Исходные данные:
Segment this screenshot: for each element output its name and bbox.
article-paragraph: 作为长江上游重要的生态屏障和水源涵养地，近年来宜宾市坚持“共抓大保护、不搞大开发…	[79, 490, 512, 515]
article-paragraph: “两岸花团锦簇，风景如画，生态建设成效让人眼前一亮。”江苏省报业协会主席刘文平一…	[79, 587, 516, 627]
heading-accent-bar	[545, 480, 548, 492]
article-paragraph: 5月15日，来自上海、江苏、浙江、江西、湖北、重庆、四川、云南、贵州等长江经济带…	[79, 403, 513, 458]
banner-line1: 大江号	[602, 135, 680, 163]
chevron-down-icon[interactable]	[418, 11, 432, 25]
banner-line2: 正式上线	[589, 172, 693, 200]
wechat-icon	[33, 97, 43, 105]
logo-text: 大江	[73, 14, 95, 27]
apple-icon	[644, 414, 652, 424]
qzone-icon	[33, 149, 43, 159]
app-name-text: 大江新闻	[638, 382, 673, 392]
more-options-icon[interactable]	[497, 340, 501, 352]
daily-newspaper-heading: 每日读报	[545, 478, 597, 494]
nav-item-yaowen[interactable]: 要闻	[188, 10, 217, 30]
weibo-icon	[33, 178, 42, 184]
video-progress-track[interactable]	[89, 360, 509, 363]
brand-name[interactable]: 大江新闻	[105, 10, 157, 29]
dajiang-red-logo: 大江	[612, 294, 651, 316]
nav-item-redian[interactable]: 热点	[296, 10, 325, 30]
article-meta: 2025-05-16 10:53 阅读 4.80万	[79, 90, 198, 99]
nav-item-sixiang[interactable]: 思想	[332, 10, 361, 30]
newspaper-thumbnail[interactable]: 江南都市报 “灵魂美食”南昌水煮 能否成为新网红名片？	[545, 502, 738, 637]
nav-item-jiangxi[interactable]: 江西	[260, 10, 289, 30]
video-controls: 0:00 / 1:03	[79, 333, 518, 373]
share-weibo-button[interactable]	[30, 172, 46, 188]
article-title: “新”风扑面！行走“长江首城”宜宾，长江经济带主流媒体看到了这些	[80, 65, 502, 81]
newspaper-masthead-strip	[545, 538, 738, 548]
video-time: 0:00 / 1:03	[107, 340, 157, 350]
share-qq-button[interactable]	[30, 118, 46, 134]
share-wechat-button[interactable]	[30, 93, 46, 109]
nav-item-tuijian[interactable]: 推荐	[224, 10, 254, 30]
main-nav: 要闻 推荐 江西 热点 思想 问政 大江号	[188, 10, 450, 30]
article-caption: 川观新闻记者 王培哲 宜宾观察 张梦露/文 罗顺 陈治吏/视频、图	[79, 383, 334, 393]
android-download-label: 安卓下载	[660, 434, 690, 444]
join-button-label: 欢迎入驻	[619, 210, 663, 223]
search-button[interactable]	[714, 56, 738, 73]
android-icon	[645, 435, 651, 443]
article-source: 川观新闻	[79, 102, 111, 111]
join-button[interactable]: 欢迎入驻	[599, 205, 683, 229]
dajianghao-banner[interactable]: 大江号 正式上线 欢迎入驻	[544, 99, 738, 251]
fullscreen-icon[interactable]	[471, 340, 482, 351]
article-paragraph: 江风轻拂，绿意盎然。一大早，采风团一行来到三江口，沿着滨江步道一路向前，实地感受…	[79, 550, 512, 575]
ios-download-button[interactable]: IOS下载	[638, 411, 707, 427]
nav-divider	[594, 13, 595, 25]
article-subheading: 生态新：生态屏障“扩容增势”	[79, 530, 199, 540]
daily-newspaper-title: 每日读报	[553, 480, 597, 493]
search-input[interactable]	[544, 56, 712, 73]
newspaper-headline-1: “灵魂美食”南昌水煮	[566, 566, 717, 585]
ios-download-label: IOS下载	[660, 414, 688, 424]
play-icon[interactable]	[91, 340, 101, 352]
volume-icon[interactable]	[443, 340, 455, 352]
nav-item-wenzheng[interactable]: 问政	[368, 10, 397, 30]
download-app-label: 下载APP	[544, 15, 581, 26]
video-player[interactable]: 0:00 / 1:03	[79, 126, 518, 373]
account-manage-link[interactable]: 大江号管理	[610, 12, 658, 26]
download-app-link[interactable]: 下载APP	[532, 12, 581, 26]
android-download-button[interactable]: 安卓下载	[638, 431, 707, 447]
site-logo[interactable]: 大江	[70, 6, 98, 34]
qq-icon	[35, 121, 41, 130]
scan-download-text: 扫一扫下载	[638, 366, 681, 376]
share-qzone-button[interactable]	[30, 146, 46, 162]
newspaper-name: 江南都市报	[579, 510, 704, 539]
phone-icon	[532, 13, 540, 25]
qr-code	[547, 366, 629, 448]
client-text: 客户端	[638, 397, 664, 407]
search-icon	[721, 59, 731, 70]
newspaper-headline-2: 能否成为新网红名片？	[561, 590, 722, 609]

Задание: Пожалуйста, выведите весь материал выше как JSON-список строк, по одной на каждую строку материала. Пустые строки пропустите.

Решение:
[
  "Segment this screenshot: for each element output its name and bbox.",
  "article-paragraph: 作为长江上游重要的生态屏障和水源涵养地，近年来宜宾市坚持“共抓大保护、不搞大开发…\t[79, 490, 512, 515]",
  "article-paragraph: “两岸花团锦簇，风景如画，生态建设成效让人眼前一亮。”江苏省报业协会主席刘文平一…\t[79, 587, 516, 627]",
  "heading-accent-bar\t[545, 480, 548, 492]",
  "article-paragraph: 5月15日，来自上海、江苏、浙江、江西、湖北、重庆、四川、云南、贵州等长江经济带…\t[79, 403, 513, 458]",
  "banner-line1: 大江号\t[602, 135, 680, 163]",
  "chevron-down-icon[interactable]\t[418, 11, 432, 25]",
  "banner-line2: 正式上线\t[589, 172, 693, 200]",
  "wechat-icon\t[33, 97, 43, 105]",
  "logo-text: 大江\t[73, 14, 95, 27]",
  "apple-icon\t[644, 414, 652, 424]",
  "qzone-icon\t[33, 149, 43, 159]",
  "app-name-text: 大江新闻\t[638, 382, 673, 392]",
  "more-options-icon[interactable]\t[497, 340, 501, 352]",
  "daily-newspaper-heading: 每日读报\t[545, 478, 597, 494]",
  "nav-item-yaowen[interactable]: 要闻\t[188, 10, 217, 30]",
  "weibo-icon\t[33, 178, 42, 184]",
  "video-progress-track[interactable]\t[89, 360, 509, 363]",
  "brand-name[interactable]: 大江新闻\t[105, 10, 157, 29]",
  "dajiang-red-logo: 大江\t[612, 294, 651, 316]",
  "nav-item-redian[interactable]: 热点\t[296, 10, 325, 30]",
  "article-meta: 2025-05-16 10:53 阅读 4.80万\t[79, 90, 198, 99]",
  "nav-item-sixiang[interactable]: 思想\t[332, 10, 361, 30]",
  "newspaper-thumbnail[interactable]: 江南都市报 “灵魂美食”南昌水煮 能否成为新网红名片？\t[545, 502, 738, 637]",
  "nav-item-jiangxi[interactable]: 江西\t[260, 10, 289, 30]",
  "video-controls: 0:00 / 1:03\t[79, 333, 518, 373]",
  "share-weibo-button[interactable]\t[30, 172, 46, 188]",
  "article-title: “新”风扑面！行走“长江首城”宜宾，长江经济带主流媒体看到了这些\t[80, 65, 502, 81]",
  "newspaper-masthead-strip\t[545, 538, 738, 548]",
  "video-time: 0:00 / 1:03\t[107, 340, 157, 350]",
  "share-qq-button[interactable]\t[30, 118, 46, 134]",
  "share-wechat-button[interactable]\t[30, 93, 46, 109]",
  "nav-item-tuijian[interactable]: 推荐\t[224, 10, 254, 30]",
  "main-nav: 要闻 推荐 江西 热点 思想 问政 大江号\t[188, 10, 450, 30]",
  "article-caption: 川观新闻记者 王培哲 宜宾观察 张梦露/文 罗顺 陈治吏/视频、图\t[79, 383, 334, 393]",
  "android-download-label: 安卓下载\t[660, 434, 690, 444]",
  "join-button-label: 欢迎入驻\t[619, 210, 663, 223]",
  "search-button[interactable]\t[714, 56, 738, 73]",
  "android-icon\t[645, 435, 651, 443]",
  "article-source: 川观新闻\t[79, 102, 111, 111]",
  "join-button[interactable]: 欢迎入驻\t[599, 205, 683, 229]",
  "dajianghao-banner[interactable]: 大江号 正式上线 欢迎入驻\t[544, 99, 738, 251]",
  "fullscreen-icon[interactable]\t[471, 340, 482, 351]",
  "article-paragraph: 江风轻拂，绿意盎然。一大早，采风团一行来到三江口，沿着滨江步道一路向前，实地感受…\t[79, 550, 512, 575]",
  "ios-download-button[interactable]: IOS下载\t[638, 411, 707, 427]",
  "nav-divider\t[594, 13, 595, 25]",
  "article-subheading: 生态新：生态屏障“扩容增势”\t[79, 530, 199, 540]",
  "daily-newspaper-title: 每日读报\t[553, 480, 597, 493]",
  "search-input[interactable]\t[544, 56, 712, 73]",
  "newspaper-headline-1: “灵魂美食”南昌水煮\t[566, 566, 717, 585]",
  "ios-download-label: IOS下载\t[660, 414, 688, 424]",
  "play-icon[interactable]\t[91, 340, 101, 352]",
  "volume-icon[interactable]\t[443, 340, 455, 352]",
  "nav-item-wenzheng[interactable]: 问政\t[368, 10, 397, 30]",
  "download-app-label: 下载APP\t[544, 15, 581, 26]",
  "video-player[interactable]: 0:00 / 1:03\t[79, 126, 518, 373]",
  "account-manage-link[interactable]: 大江号管理\t[610, 12, 658, 26]",
  "download-app-link[interactable]: 下载APP\t[532, 12, 581, 26]",
  "android-download-button[interactable]: 安卓下载\t[638, 431, 707, 447]",
  "site-logo[interactable]: 大江\t[70, 6, 98, 34]",
  "qq-icon\t[35, 121, 41, 130]",
  "scan-download-text: 扫一扫下载\t[638, 366, 681, 376]",
  "share-qzone-button[interactable]\t[30, 146, 46, 162]",
  "newspaper-name: 江南都市报\t[579, 510, 704, 539]",
  "phone-icon\t[532, 13, 540, 25]",
  "qr-code\t[547, 366, 629, 448]",
  "client-text: 客户端\t[638, 397, 664, 407]",
  "search-icon\t[721, 59, 731, 70]",
  "newspaper-headline-2: 能否成为新网红名片？\t[561, 590, 722, 609]"
]